Ramon Melo
Ramon Melo

Reputation: 270

Why does signal.pause() stop sockets from breaking?

I am working with sockets using Python 3.5 and the multiprocessing module and running into an unexpected behavior. My program is essentially a couple of threads running until a certain message is received by the client telling it to stop.

If I execute it like this, I get a BrokenPipeError that breaks the program, despite the while True loop and the except block.

#!/usr/bin/env python3
import signal
import traceback
from multiprocessing.dummy import Pool
from process import Process

def main():
    while True:
        try:
            # a Process has a couple threads
            process = Process()
            listener_pool = Pool(processes=1)
            sender_pool = Pool(processes=1)

            # blocking socket client that runs forever
            listener_pool.apply_async(process.listener_thread.run, ())

            # blocking socket server that runs forever
            sender_pool.apply_async(process.sender_thread.run, ())

            return 0

        except BrokenPipeError:
            traceback.print_exc()

            # closing connections
            process.emitter_thread.socket.close()
            process.listener_thread.socket.close()

if __name__ == '__main__':
    main()

**TASK ITEM:** Copy the socket question starting at "# blocking socket server" and ending at "process.emitter_thread.socket.close()", renaming every "BrokenPipeError" to "ConnectionResetError".

**EXCERPTED DATA:**

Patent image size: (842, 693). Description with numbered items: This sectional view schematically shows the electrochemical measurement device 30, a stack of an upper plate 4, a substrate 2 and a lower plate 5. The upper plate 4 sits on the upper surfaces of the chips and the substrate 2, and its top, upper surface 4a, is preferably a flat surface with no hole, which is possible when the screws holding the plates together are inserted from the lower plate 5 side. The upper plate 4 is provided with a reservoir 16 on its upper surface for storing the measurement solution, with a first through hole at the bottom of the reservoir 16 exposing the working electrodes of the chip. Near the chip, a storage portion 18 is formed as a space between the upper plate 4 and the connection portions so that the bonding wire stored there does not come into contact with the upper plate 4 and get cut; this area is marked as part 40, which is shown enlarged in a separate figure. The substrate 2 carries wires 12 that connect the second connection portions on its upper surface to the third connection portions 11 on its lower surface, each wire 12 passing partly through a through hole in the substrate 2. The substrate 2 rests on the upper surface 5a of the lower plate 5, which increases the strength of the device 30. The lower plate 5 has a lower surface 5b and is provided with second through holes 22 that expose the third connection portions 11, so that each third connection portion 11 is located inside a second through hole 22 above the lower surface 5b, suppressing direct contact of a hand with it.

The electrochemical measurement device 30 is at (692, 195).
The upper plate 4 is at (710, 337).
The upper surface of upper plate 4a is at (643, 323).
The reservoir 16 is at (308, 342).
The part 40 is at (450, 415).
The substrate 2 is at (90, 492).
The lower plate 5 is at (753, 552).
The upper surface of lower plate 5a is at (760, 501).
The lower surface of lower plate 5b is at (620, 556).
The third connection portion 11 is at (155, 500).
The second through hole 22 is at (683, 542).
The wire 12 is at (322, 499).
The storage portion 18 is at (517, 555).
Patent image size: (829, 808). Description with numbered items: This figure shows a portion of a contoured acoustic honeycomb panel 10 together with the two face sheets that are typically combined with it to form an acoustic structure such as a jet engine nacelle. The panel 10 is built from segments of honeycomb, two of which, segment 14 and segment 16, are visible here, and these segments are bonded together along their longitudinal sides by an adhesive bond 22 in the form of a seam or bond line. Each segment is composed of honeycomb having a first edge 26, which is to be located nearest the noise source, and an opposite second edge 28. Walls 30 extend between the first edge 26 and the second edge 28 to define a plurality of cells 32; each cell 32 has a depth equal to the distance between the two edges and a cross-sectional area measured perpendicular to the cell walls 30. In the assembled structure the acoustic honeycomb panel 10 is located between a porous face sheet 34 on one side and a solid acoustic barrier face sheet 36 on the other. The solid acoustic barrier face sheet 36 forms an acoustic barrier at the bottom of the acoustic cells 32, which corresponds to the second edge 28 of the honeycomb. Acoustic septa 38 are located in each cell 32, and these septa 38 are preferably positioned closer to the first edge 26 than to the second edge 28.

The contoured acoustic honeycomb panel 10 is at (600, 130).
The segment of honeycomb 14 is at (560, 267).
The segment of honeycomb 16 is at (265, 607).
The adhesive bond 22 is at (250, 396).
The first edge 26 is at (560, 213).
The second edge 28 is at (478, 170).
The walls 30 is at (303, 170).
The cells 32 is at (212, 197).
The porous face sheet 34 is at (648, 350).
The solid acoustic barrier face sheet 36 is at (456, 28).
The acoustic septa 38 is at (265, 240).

**ANSWER BOX:**
# blocking socket server that runs forever
            sender_pool.apply_async(process.sender_thread.run, ())

            return 0

        except ConnectionResetError:
            traceback.print_exc()

            # closing connections
            process.emitter_thread.socket.close()